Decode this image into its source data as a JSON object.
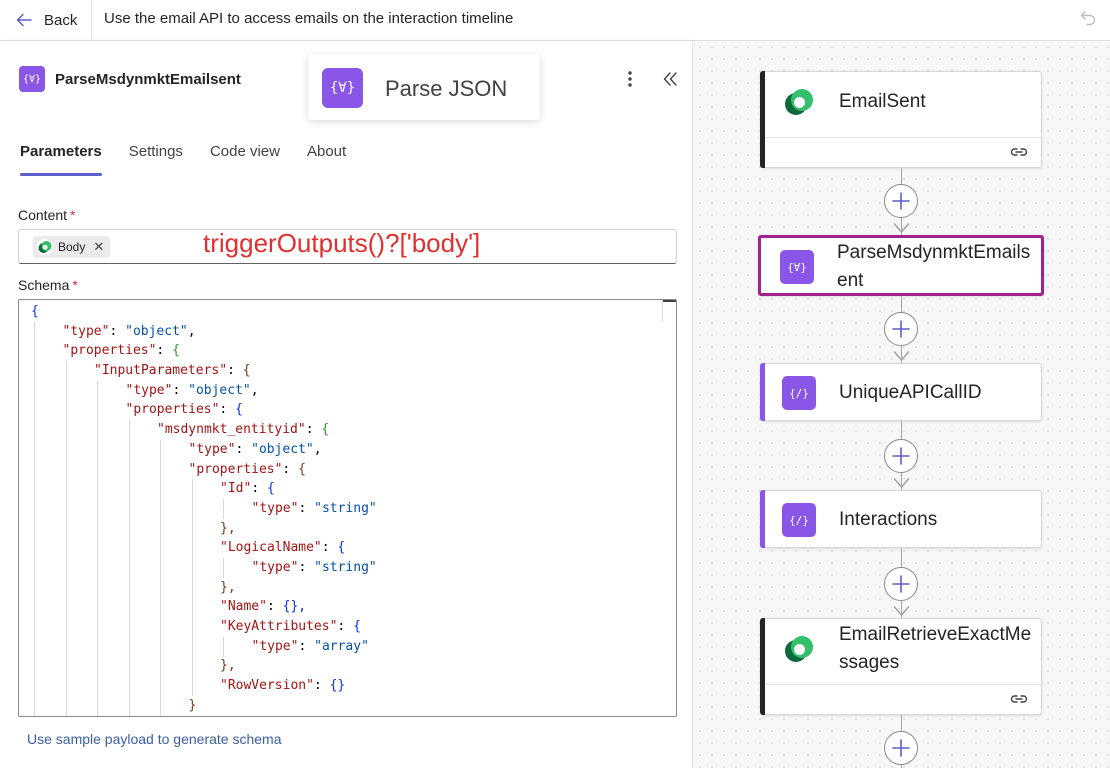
{
  "topbar": {
    "back_label": "Back",
    "title": "Use the email API to access emails on the interaction timeline"
  },
  "panel": {
    "action_name": "ParseMsdynmktEmailsent",
    "action_icon_glyph": "{∀}",
    "hover_label": "Parse JSON",
    "tabs": [
      {
        "label": "Parameters",
        "active": true
      },
      {
        "label": "Settings",
        "active": false
      },
      {
        "label": "Code view",
        "active": false
      },
      {
        "label": "About",
        "active": false
      }
    ],
    "content_label": "Content",
    "required_mark": "*",
    "content_token": "Body",
    "token_remove": "✕",
    "annotation": "triggerOutputs()?['body']",
    "schema_label": "Schema",
    "sample_link": "Use sample payload to generate schema"
  },
  "schema_lines": [
    [
      "b1",
      0,
      "{"
    ],
    [
      "kv",
      1,
      "\"type\"",
      "\"object\"",
      ","
    ],
    [
      "ko",
      1,
      "\"properties\"",
      "{"
    ],
    [
      "ko",
      2,
      "\"InputParameters\"",
      "{"
    ],
    [
      "kv",
      3,
      "\"type\"",
      "\"object\"",
      ","
    ],
    [
      "ko",
      3,
      "\"properties\"",
      "{"
    ],
    [
      "ko",
      4,
      "\"msdynmkt_entityid\"",
      "{"
    ],
    [
      "kv",
      5,
      "\"type\"",
      "\"object\"",
      ","
    ],
    [
      "ko",
      5,
      "\"properties\"",
      "{"
    ],
    [
      "ko",
      6,
      "\"Id\"",
      "{"
    ],
    [
      "kv",
      7,
      "\"type\"",
      "\"string\"",
      ""
    ],
    [
      "cl",
      6,
      "},"
    ],
    [
      "ko",
      6,
      "\"LogicalName\"",
      "{"
    ],
    [
      "kv",
      7,
      "\"type\"",
      "\"string\"",
      ""
    ],
    [
      "cl",
      6,
      "},"
    ],
    [
      "ke",
      6,
      "\"Name\"",
      "{},"
    ],
    [
      "ko",
      6,
      "\"KeyAttributes\"",
      "{"
    ],
    [
      "kv",
      7,
      "\"type\"",
      "\"array\"",
      ""
    ],
    [
      "cl",
      6,
      "},"
    ],
    [
      "ke",
      6,
      "\"RowVersion\"",
      "{}"
    ],
    [
      "cl",
      5,
      "}"
    ]
  ],
  "flow": {
    "colors": {
      "dataverse": "#1b8a5a",
      "json": "#8a56e8",
      "selected_border": "#a3238e",
      "tab_underline": "#5b5fc7",
      "annotation": "#e03030"
    },
    "cards": [
      {
        "title": "EmailSent",
        "icon": "dataverse-icon",
        "has_link": true
      },
      {
        "title": "ParseMsdynmktEmailsent",
        "icon": "parse-json-icon",
        "selected": true
      },
      {
        "title": "UniqueAPICallID",
        "icon": "compose-icon"
      },
      {
        "title": "Interactions",
        "icon": "compose-icon"
      },
      {
        "title": "EmailRetrieveExactMessages",
        "icon": "dataverse-icon",
        "has_link": true
      }
    ]
  }
}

__WHAT THE TASK ASKS__. Pictures are to be left out; all else in the entries above is to be quoted exactly.

__WRITTEN ANSWER__.
Decode this image into its source data as a JSON object.
{
  "topbar": {
    "back_label": "Back",
    "title": "Use the email API to access emails on the interaction timeline"
  },
  "panel": {
    "action_name": "ParseMsdynmktEmailsent",
    "action_icon_glyph": "{∀}",
    "hover_label": "Parse JSON",
    "tabs": [
      {
        "label": "Parameters",
        "active": true
      },
      {
        "label": "Settings",
        "active": false
      },
      {
        "label": "Code view",
        "active": false
      },
      {
        "label": "About",
        "active": false
      }
    ],
    "content_label": "Content",
    "required_mark": "*",
    "content_token": "Body",
    "token_remove": "✕",
    "annotation": "triggerOutputs()?['body']",
    "schema_label": "Schema",
    "sample_link": "Use sample payload to generate schema"
  },
  "schema_lines": [
    [
      "b1",
      0,
      "{"
    ],
    [
      "kv",
      1,
      "\"type\"",
      "\"object\"",
      ","
    ],
    [
      "ko",
      1,
      "\"properties\"",
      "{"
    ],
    [
      "ko",
      2,
      "\"InputParameters\"",
      "{"
    ],
    [
      "kv",
      3,
      "\"type\"",
      "\"object\"",
      ","
    ],
    [
      "ko",
      3,
      "\"properties\"",
      "{"
    ],
    [
      "ko",
      4,
      "\"msdynmkt_entityid\"",
      "{"
    ],
    [
      "kv",
      5,
      "\"type\"",
      "\"object\"",
      ","
    ],
    [
      "ko",
      5,
      "\"properties\"",
      "{"
    ],
    [
      "ko",
      6,
      "\"Id\"",
      "{"
    ],
    [
      "kv",
      7,
      "\"type\"",
      "\"string\"",
      ""
    ],
    [
      "cl",
      6,
      "},"
    ],
    [
      "ko",
      6,
      "\"LogicalName\"",
      "{"
    ],
    [
      "kv",
      7,
      "\"type\"",
      "\"string\"",
      ""
    ],
    [
      "cl",
      6,
      "},"
    ],
    [
      "ke",
      6,
      "\"Name\"",
      "{},"
    ],
    [
      "ko",
      6,
      "\"KeyAttributes\"",
      "{"
    ],
    [
      "kv",
      7,
      "\"type\"",
      "\"array\"",
      ""
    ],
    [
      "cl",
      6,
      "},"
    ],
    [
      "ke",
      6,
      "\"RowVersion\"",
      "{}"
    ],
    [
      "cl",
      5,
      "}"
    ]
  ],
  "flow": {
    "colors": {
      "dataverse": "#1b8a5a",
      "json": "#8a56e8",
      "selected_border": "#a3238e",
      "tab_underline": "#5b5fc7",
      "annotation": "#e03030"
    },
    "cards": [
      {
        "title": "EmailSent",
        "icon": "dataverse-icon",
        "has_link": true
      },
      {
        "title": "ParseMsdynmktEmailsent",
        "icon": "parse-json-icon",
        "selected": true
      },
      {
        "title": "UniqueAPICallID",
        "icon": "compose-icon"
      },
      {
        "title": "Interactions",
        "icon": "compose-icon"
      },
      {
        "title": "EmailRetrieveExactMessages",
        "icon": "dataverse-icon",
        "has_link": true
      }
    ]
  }
}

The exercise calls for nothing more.